PASAJE PROPORCIONADO>
----

Lo más arriesgado para Ceaucescu fue ir a por Gheorghiu-Dej. Lo acusó de haber seguido muy estrechamente toda la investigación de Patrascanu, haciendo constantes insinuaciones sobre la mejor forma de enfrentar determinadas necesidades. Otra víctima que era caza mayor fue Iosif Chisinevski; fue acusado de ser el principal responsable de que todas las actuaciones judiciales alrededor de Patrascanu hubieran sido patrañas absolutamente faltas de cualquier garantía. Draghici, por último, era señalado como el máximo represor de toda la movida y, de hecho, fue el más represaliado, por así decirlo, por cuanto se lo cesó de todos sus cargos, que eran varios todavía. Ceaucescu lo acusó de haber recurrido a “falsificaciones, pruebas fabricadas y mistificaciones que no están en línea con la ética comunista”. Y lo dijo sin reírse, el tío.

En la resolución del Comité Central, en todo caso, no sólo se habló de Patrascanu. También se habló del caso de Stefan Foris. El informe no llegaba hasta defender la idea de que el cese de Foris como secretario general había sido criminal. La comisión opinaba que existieron razones para arrebatarle el mando supremo del comunismo rumano; pero, sin embargo, decía que las acusaciones de que Foris había sido colaborador de la Siguranta eran puras patrañas. La comisión, por lo tanto, concluía que Foris había sido asesinado en 1946 ·sobre la base de una decisión tomada por Gheorghe Gheorghiu-Dej, Teohari Georgescu, Ana Pauker y Vasile Luca. Dicha decisión fue condenada y Foris se vio rehabilitado.

La principal víctima de la investigación del caso Foris fue Gheorghe Pintile. Fue ampliamente criticado; el jefe de la policía secreta, sin embargo, probablemente había alcanzado ese “punto Villarejo”, en el que sabes un huevo de cosas y has tenido la prudencia de poner las pruebas a buen recaudo, porque el caso es que Ceaucescu le puso la zancadilla, pero no le pisó el cuello; de hecho, algunos años después, en 1971, lo condecoró. Aquella condecoración incluyó también a la mujer de Pintile, Ana Toma, a pesar de que había sido uno de los principales testigos contra Patrascanu en su mierda de juicio.

----

Listados de elementos de maquetación enmarcados>
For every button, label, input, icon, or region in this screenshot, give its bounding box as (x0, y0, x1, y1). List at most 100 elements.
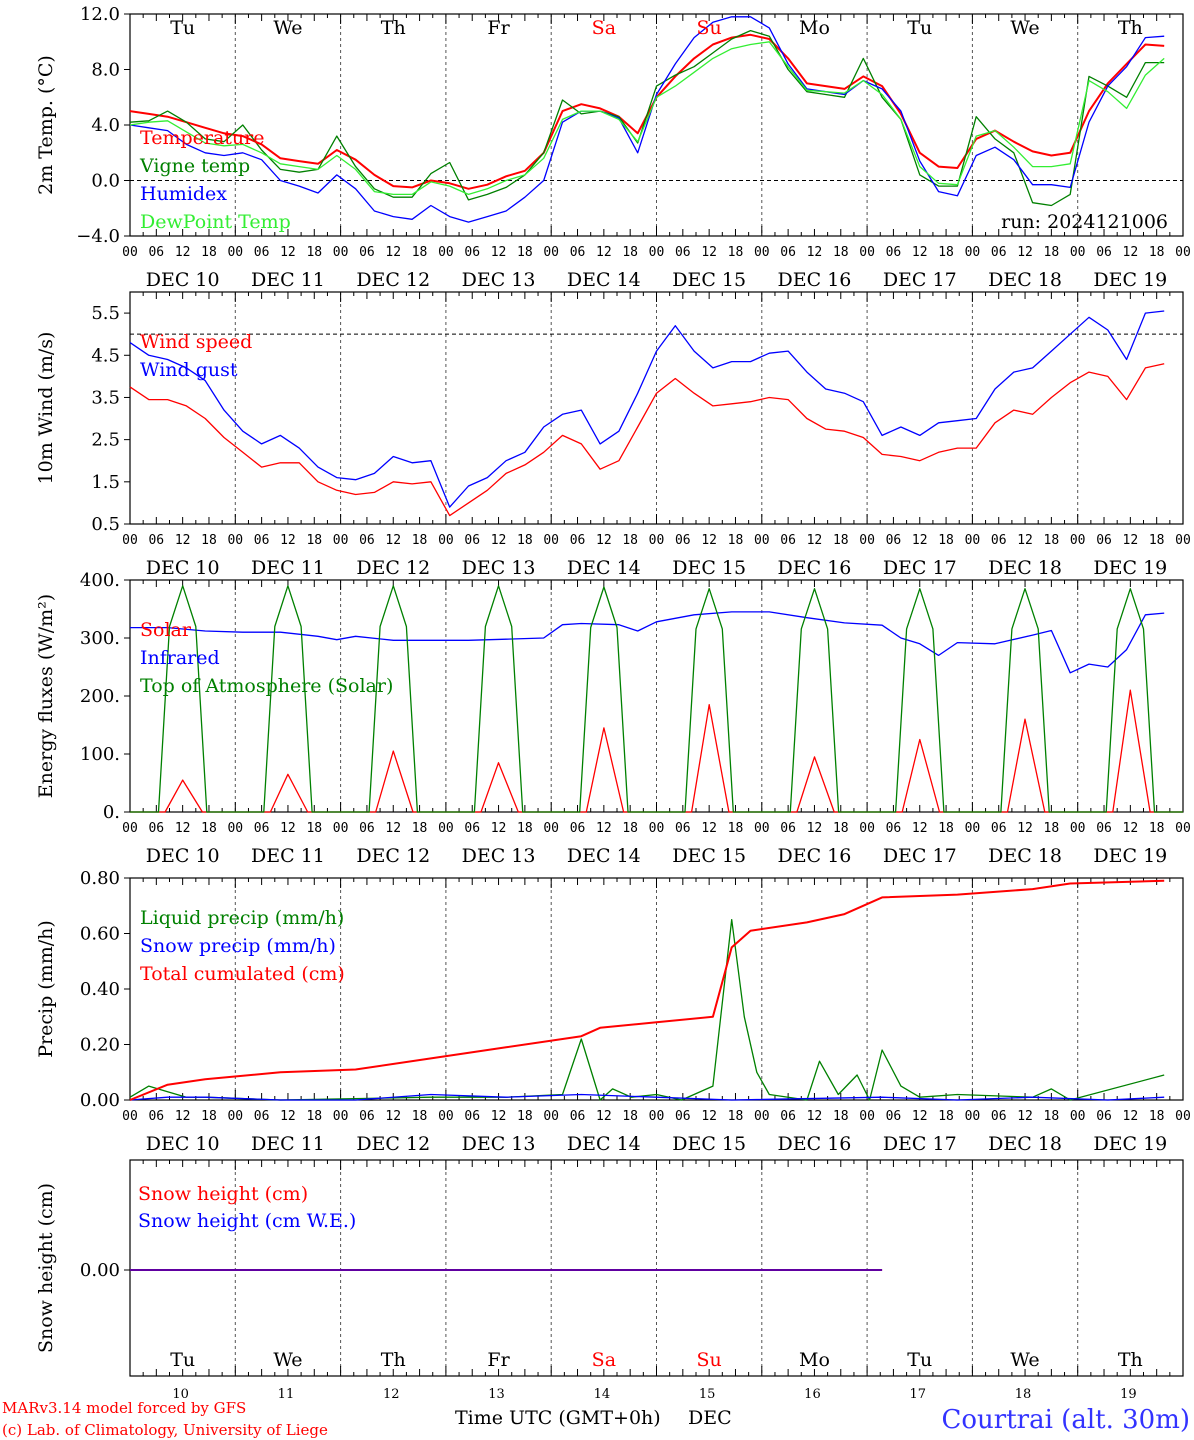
series-line (129, 310, 1165, 508)
hour-tick-label: 12 (175, 821, 191, 836)
footer-day-number: 12 (383, 1387, 400, 1402)
hour-tick-label: 12 (491, 533, 507, 548)
wind-panel: 00 06 12 18 00 06 12 18 00 06 12 18 00 06 12 18 00 06 12 18… (35, 291, 1191, 579)
hour-tick-label: 12 (596, 533, 612, 548)
hour-tick-label: 18 (938, 533, 954, 548)
y-tick-label: 0.5 (91, 514, 120, 535)
hour-tick-label: 18 (938, 245, 954, 260)
hour-tick-label: 06 (254, 821, 270, 836)
hour-tick-label: 18 (201, 1109, 217, 1124)
weekday-label: Su (697, 17, 722, 39)
hour-tick-label: 00 (859, 821, 875, 836)
hour-tick-label: 00 (333, 533, 349, 548)
hour-tick-label: 12 (1017, 245, 1033, 260)
hour-tick-label: 12 (1123, 533, 1139, 548)
hour-tick-label: 06 (148, 245, 164, 260)
hour-tick-label: 12 (701, 821, 717, 836)
date-label: DEC 10 (146, 845, 220, 867)
weekday-label: Mo (799, 17, 830, 39)
hour-tick-label: 06 (464, 821, 480, 836)
month-label: DEC (688, 1407, 732, 1429)
date-label: DEC 17 (883, 557, 957, 579)
hour-tick-label: 06 (570, 245, 586, 260)
footer-day-number: 15 (699, 1387, 716, 1402)
hour-tick-label: 00 (438, 245, 454, 260)
y-tick-label: 8.0 (91, 60, 120, 81)
hour-tick-label: 06 (570, 533, 586, 548)
series-line (129, 363, 1165, 517)
date-label: DEC 15 (672, 845, 746, 867)
date-label: DEC 14 (567, 269, 641, 291)
hour-tick-label: 18 (938, 821, 954, 836)
date-label: DEC 11 (251, 845, 325, 867)
hour-tick-label: 06 (359, 533, 375, 548)
y-axis-label: 2m Temp. (°C) (35, 55, 57, 195)
energy-flux-panel: 00 06 12 18 00 06 12 18 00 06 12 18 00 06 12 18 00 06 12 18… (35, 570, 1191, 867)
y-tick-label: 1.5 (91, 472, 120, 493)
hour-tick-label: 00 (227, 245, 243, 260)
hour-tick-label: 12 (1123, 245, 1139, 260)
date-label: DEC 18 (988, 557, 1062, 579)
hour-tick-label: 18 (1149, 533, 1165, 548)
hour-tick-label: 00 (543, 821, 559, 836)
weekday-label: We (1010, 17, 1039, 39)
hour-tick-label: 18 (306, 245, 322, 260)
hour-tick-label: 00 (543, 1109, 559, 1124)
hour-tick-label: 12 (596, 245, 612, 260)
hour-tick-label: 12 (1123, 821, 1139, 836)
hour-tick-label: 00 (227, 821, 243, 836)
series-line (130, 585, 1183, 813)
y-tick-label: 0.80 (80, 868, 120, 889)
hour-tick-label: 00 (1070, 533, 1086, 548)
y-tick-label: 4.5 (91, 345, 120, 366)
date-label: DEC 17 (883, 1133, 957, 1155)
station-label: Courtrai (alt. 30m) (942, 1405, 1191, 1435)
hour-tick-label: 12 (175, 1109, 191, 1124)
hour-tick-label: 00 (438, 1109, 454, 1124)
y-tick-label: 0. (103, 802, 120, 823)
hour-tick-label: 18 (201, 821, 217, 836)
y-axis-label: 10m Wind (m/s) (35, 332, 57, 485)
hour-tick-label: 18 (1149, 245, 1165, 260)
hour-tick-label: 18 (517, 533, 533, 548)
y-tick-label: 400. (80, 570, 120, 591)
hour-tick-label: 06 (991, 821, 1007, 836)
hour-tick-label: 18 (1044, 1109, 1060, 1124)
date-label: DEC 16 (778, 845, 852, 867)
weekday-label: Su (697, 1349, 722, 1371)
hour-tick-label: 18 (412, 821, 428, 836)
hour-tick-label: 12 (912, 533, 928, 548)
date-label: DEC 15 (672, 1133, 746, 1155)
hour-tick-label: 06 (991, 533, 1007, 548)
date-label: DEC 18 (988, 1133, 1062, 1155)
hour-tick-label: 06 (148, 533, 164, 548)
hour-tick-label: 00 (1070, 1109, 1086, 1124)
date-label: DEC 17 (883, 845, 957, 867)
date-label: DEC 14 (567, 557, 641, 579)
legend-entry: Vigne temp (139, 155, 250, 177)
date-label: DEC 16 (778, 557, 852, 579)
series-line (129, 918, 1165, 1101)
footer-day-number: 16 (804, 1387, 821, 1402)
footer-day-number: 10 (172, 1387, 189, 1402)
hour-tick-label: 06 (1096, 533, 1112, 548)
date-label: DEC 16 (778, 1133, 852, 1155)
temperature-panel: 00 06 12 18 00 06 12 18 00 06 12 18 00 06 12 18 00 06 12 18… (35, 4, 1191, 291)
series-line (129, 1093, 1165, 1101)
y-tick-label: 2.5 (91, 430, 120, 451)
hour-tick-label: 06 (254, 245, 270, 260)
hour-tick-label: 00 (1175, 533, 1191, 548)
series-line (129, 16, 1165, 223)
hour-tick-label: 06 (464, 533, 480, 548)
date-label: DEC 10 (146, 1133, 220, 1155)
hour-tick-label: 00 (859, 1109, 875, 1124)
hour-tick-label: 12 (1017, 533, 1033, 548)
hour-tick-label: 00 (859, 533, 875, 548)
date-label: DEC 11 (251, 269, 325, 291)
hour-tick-label: 00 (543, 533, 559, 548)
hour-tick-label: 00 (754, 245, 770, 260)
hour-tick-label: 06 (1096, 821, 1112, 836)
legend-entry: DewPoint Temp (140, 211, 291, 233)
date-label: DEC 12 (356, 1133, 430, 1155)
date-label: DEC 14 (567, 1133, 641, 1155)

----

QUÉ HARÁS>
(1) Resume en forma de lista el párrafo del pasaje que comienza con "La principal víctima de la investigación", conservando sus datos principales.
(2) Según el pasaje, ¿en qué año fue asesinado Stefan Foris?
(3) Reproduce el fragmento del pasaje que empieza con "Lo más arriesgado" y sigue hasta "reírse, el tío.".
Este material procede de otra fuente.

SOLUCIONES POR TAREA>
(1)
- Gheorghe Pintile, jefe de la policía secreta, fue la principal víctima de la investigación del caso Foris y recibió amplias críticas.
- Probablemente sabía muchas cosas y tenía las pruebas a buen recaudo.
- Ceaucescu lo perjudicó, pero no acabó con él.
- En 1971, Ceaucescu lo condecoró.
- La condecoración incluyó también a su mujer, Ana Toma, a pesar de que había sido una de las principales testigos contra Patrascanu en su juicio.

(2) En 1946.

(3)
Lo más arriesgado para Ceaucescu fue ir a por Gheorghiu-Dej. Lo acusó de haber seguido muy estrechamente toda la investigación de Patrascanu, haciendo constantes insinuaciones sobre la mejor forma de enfrentar determinadas necesidades. Otra víctima que era caza mayor fue Iosif Chisinevski; fue acusado de ser el principal responsable de que todas las actuaciones judiciales alrededor de Patrascanu hubieran sido patrañas absolutamente faltas de cualquier garantía. Draghici, por último, era señalado como el máximo represor de toda la movida y, de hecho, fue el más represaliado, por así decirlo, por cuanto se lo cesó de todos sus cargos, que eran varios todavía. Ceaucescu lo acusó de haber recurrido a “falsificaciones, pruebas fabricadas y mistificaciones que no están en línea con la ética comunista”. Y lo dijo sin reírse, el tío.